### [GOAL]
Render each line of the records below as a JSON list of strings, one string per line, omitting blank lines.
══════════
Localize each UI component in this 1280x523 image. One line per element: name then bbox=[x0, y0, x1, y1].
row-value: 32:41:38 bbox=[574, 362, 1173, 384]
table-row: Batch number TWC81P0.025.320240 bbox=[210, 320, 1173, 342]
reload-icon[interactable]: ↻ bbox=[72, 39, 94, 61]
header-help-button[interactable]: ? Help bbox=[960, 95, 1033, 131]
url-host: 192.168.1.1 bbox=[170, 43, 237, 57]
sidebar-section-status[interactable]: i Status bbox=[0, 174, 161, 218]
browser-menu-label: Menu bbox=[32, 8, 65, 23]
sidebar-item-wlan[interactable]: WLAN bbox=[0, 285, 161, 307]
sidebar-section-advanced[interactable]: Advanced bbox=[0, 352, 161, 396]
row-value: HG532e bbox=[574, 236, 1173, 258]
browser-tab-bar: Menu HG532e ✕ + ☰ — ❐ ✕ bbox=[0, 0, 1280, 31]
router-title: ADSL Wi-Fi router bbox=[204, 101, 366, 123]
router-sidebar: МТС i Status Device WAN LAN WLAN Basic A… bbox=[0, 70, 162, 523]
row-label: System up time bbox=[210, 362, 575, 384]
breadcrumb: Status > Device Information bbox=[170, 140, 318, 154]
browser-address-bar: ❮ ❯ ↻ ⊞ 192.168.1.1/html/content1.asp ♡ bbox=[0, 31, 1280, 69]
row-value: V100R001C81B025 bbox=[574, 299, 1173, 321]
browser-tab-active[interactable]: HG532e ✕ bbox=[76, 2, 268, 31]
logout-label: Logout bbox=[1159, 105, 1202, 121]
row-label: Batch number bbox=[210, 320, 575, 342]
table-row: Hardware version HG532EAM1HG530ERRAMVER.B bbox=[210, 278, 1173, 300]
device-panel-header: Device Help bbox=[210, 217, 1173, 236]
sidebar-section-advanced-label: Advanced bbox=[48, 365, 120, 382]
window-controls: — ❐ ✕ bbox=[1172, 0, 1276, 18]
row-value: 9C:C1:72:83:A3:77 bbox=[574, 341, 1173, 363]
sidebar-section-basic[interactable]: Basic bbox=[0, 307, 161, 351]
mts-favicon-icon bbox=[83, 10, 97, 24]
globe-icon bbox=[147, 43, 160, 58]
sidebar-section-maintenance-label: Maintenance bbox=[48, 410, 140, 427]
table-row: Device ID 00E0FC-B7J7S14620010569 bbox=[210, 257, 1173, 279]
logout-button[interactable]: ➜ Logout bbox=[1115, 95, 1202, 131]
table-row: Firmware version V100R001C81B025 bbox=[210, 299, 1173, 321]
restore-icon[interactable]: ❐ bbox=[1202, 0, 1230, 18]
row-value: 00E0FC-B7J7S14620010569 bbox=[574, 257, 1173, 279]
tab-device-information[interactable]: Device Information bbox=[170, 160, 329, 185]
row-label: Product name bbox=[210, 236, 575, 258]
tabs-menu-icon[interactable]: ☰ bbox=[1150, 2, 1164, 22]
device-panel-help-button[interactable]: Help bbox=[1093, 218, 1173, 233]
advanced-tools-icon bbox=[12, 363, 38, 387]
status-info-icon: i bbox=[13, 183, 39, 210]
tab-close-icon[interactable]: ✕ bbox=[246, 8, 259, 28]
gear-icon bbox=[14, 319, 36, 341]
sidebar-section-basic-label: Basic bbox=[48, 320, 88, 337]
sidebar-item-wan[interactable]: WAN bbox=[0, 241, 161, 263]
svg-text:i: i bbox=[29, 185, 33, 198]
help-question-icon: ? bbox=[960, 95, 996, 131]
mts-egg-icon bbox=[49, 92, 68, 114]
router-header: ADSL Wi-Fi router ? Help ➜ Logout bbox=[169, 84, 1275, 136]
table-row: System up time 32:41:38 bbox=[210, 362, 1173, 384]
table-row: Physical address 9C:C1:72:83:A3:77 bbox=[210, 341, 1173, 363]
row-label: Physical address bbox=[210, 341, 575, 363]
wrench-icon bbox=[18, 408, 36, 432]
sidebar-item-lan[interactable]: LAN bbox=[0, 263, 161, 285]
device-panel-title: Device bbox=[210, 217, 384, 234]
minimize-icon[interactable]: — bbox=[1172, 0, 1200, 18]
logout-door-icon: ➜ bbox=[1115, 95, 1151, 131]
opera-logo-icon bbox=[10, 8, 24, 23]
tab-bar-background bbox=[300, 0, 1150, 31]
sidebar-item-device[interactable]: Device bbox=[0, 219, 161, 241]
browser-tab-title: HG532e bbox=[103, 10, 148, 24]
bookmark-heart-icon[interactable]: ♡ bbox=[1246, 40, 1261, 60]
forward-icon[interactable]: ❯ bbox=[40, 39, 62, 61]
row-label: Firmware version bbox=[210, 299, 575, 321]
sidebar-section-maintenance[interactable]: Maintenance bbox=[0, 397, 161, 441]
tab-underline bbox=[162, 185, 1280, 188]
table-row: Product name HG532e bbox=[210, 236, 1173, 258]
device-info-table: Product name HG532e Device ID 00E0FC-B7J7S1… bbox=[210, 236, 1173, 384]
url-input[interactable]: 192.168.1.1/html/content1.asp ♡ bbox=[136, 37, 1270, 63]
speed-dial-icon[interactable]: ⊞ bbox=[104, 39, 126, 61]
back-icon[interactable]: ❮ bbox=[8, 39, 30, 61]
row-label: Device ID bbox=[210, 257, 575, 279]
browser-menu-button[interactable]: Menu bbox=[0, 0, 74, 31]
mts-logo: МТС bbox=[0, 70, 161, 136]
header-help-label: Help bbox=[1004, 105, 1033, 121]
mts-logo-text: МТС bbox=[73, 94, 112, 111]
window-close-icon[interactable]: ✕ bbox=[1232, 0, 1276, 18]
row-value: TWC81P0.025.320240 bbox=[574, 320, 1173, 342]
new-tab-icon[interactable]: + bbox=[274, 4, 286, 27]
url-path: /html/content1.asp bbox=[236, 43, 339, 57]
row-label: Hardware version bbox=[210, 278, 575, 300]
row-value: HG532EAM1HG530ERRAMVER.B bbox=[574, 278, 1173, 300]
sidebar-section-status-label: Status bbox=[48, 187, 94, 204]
══════════
### [TASK RESULT]
[
  "Localize each UI component in this 1280x523 image. One line per element: name then bbox=[x0, y0, x1, y1].",
  "row-value: 32:41:38 bbox=[574, 362, 1173, 384]",
  "table-row: Batch number TWC81P0.025.320240 bbox=[210, 320, 1173, 342]",
  "reload-icon[interactable]: ↻ bbox=[72, 39, 94, 61]",
  "header-help-button[interactable]: ? Help bbox=[960, 95, 1033, 131]",
  "url-host: 192.168.1.1 bbox=[170, 43, 237, 57]",
  "sidebar-section-status[interactable]: i Status bbox=[0, 174, 161, 218]",
  "browser-menu-label: Menu bbox=[32, 8, 65, 23]",
  "sidebar-item-wlan[interactable]: WLAN bbox=[0, 285, 161, 307]",
  "sidebar-section-advanced[interactable]: Advanced bbox=[0, 352, 161, 396]",
  "row-value: HG532e bbox=[574, 236, 1173, 258]",
  "browser-tab-bar: Menu HG532e ✕ + ☰ — ❐ ✕ bbox=[0, 0, 1280, 31]",
  "router-title: ADSL Wi-Fi router bbox=[204, 101, 366, 123]",
  "router-sidebar: МТС i Status Device WAN LAN WLAN Basic A… bbox=[0, 70, 162, 523]",
  "row-label: System up time bbox=[210, 362, 575, 384]",
  "breadcrumb: Status > Device Information bbox=[170, 140, 318, 154]",
  "browser-address-bar: ❮ ❯ ↻ ⊞ 192.168.1.1/html/content1.asp ♡ bbox=[0, 31, 1280, 69]",
  "row-value: V100R001C81B025 bbox=[574, 299, 1173, 321]",
  "browser-tab-active[interactable]: HG532e ✕ bbox=[76, 2, 268, 31]",
  "logout-label: Logout bbox=[1159, 105, 1202, 121]",
  "row-label: Batch number bbox=[210, 320, 575, 342]",
  "table-row: Hardware version HG532EAM1HG530ERRAMVER.B bbox=[210, 278, 1173, 300]",
  "device-panel-header: Device Help bbox=[210, 217, 1173, 236]",
  "sidebar-section-advanced-label: Advanced bbox=[48, 365, 120, 382]",
  "window-controls: — ❐ ✕ bbox=[1172, 0, 1276, 18]",
  "row-value: 9C:C1:72:83:A3:77 bbox=[574, 341, 1173, 363]",
  "sidebar-section-basic[interactable]: Basic bbox=[0, 307, 161, 351]",
  "mts-favicon-icon bbox=[83, 10, 97, 24]",
  "globe-icon bbox=[147, 43, 160, 58]",
  "sidebar-section-maintenance-label: Maintenance bbox=[48, 410, 140, 427]",
  "table-row: Device ID 00E0FC-B7J7S14620010569 bbox=[210, 257, 1173, 279]",
  "logout-button[interactable]: ➜ Logout bbox=[1115, 95, 1202, 131]",
  "table-row: Firmware version V100R001C81B025 bbox=[210, 299, 1173, 321]",
  "restore-icon[interactable]: ❐ bbox=[1202, 0, 1230, 18]",
  "row-value: 00E0FC-B7J7S14620010569 bbox=[574, 257, 1173, 279]",
  "tab-device-information[interactable]: Device Information bbox=[170, 160, 329, 185]",
  "row-label: Product name bbox=[210, 236, 575, 258]",
  "tabs-menu-icon[interactable]: ☰ bbox=[1150, 2, 1164, 22]",
  "device-panel-help-button[interactable]: Help bbox=[1093, 218, 1173, 233]",
  "advanced-tools-icon bbox=[12, 363, 38, 387]",
  "status-info-icon: i bbox=[13, 183, 39, 210]",
  "tab-close-icon[interactable]: ✕ bbox=[246, 8, 259, 28]",
  "gear-icon bbox=[14, 319, 36, 341]",
  "sidebar-section-basic-label: Basic bbox=[48, 320, 88, 337]",
  "sidebar-item-wan[interactable]: WAN bbox=[0, 241, 161, 263]",
  "svg-text:i: i bbox=[29, 185, 33, 198]",
  "help-question-icon: ? bbox=[960, 95, 996, 131]",
  "mts-egg-icon bbox=[49, 92, 68, 114]",
  "router-header: ADSL Wi-Fi router ? Help ➜ Logout bbox=[169, 84, 1275, 136]",
  "table-row: System up time 32:41:38 bbox=[210, 362, 1173, 384]",
  "table-row: Physical address 9C:C1:72:83:A3:77 bbox=[210, 341, 1173, 363]",
  "row-label: Physical address bbox=[210, 341, 575, 363]",
  "wrench-icon bbox=[18, 408, 36, 432]",
  "sidebar-item-lan[interactable]: LAN bbox=[0, 263, 161, 285]",
  "device-panel-title: Device bbox=[210, 217, 384, 234]",
  "minimize-icon[interactable]: — bbox=[1172, 0, 1200, 18]",
  "logout-door-icon: ➜ bbox=[1115, 95, 1151, 131]",
  "opera-logo-icon bbox=[10, 8, 24, 23]",
  "tab-bar-background bbox=[300, 0, 1150, 31]",
  "sidebar-item-device[interactable]: Device bbox=[0, 219, 161, 241]",
  "browser-tab-title: HG532e bbox=[103, 10, 148, 24]",
  "bookmark-heart-icon[interactable]: ♡ bbox=[1246, 40, 1261, 60]",
  "forward-icon[interactable]: ❯ bbox=[40, 39, 62, 61]",
  "row-label: Firmware version bbox=[210, 299, 575, 321]",
  "sidebar-section-maintenance[interactable]: Maintenance bbox=[0, 397, 161, 441]",
  "tab-underline bbox=[162, 185, 1280, 188]",
  "table-row: Product name HG532e bbox=[210, 236, 1173, 258]",
  "device-info-table: Product name HG532e Device ID 00E0FC-B7J7S1… bbox=[210, 236, 1173, 384]",
  "url-input[interactable]: 192.168.1.1/html/content1.asp ♡ bbox=[136, 37, 1270, 63]",
  "speed-dial-icon[interactable]: ⊞ bbox=[104, 39, 126, 61]",
  "back-icon[interactable]: ❮ bbox=[8, 39, 30, 61]",
  "row-label: Device ID bbox=[210, 257, 575, 279]",
  "browser-menu-button[interactable]: Menu bbox=[0, 0, 74, 31]",
  "mts-logo: МТС bbox=[0, 70, 161, 136]",
  "header-help-label: Help bbox=[1004, 105, 1033, 121]",
  "mts-logo-text: МТС bbox=[73, 94, 112, 111]",
  "window-close-icon[interactable]: ✕ bbox=[1232, 0, 1276, 18]",
  "row-value: TWC81P0.025.320240 bbox=[574, 320, 1173, 342]",
  "new-tab-icon[interactable]: + bbox=[274, 4, 286, 27]",
  "url-path: /html/content1.asp bbox=[236, 43, 339, 57]",
  "row-label: Hardware version bbox=[210, 278, 575, 300]",
  "row-value: HG532EAM1HG530ERRAMVER.B bbox=[574, 278, 1173, 300]",
  "sidebar-section-status-label: Status bbox=[48, 187, 94, 204]"
]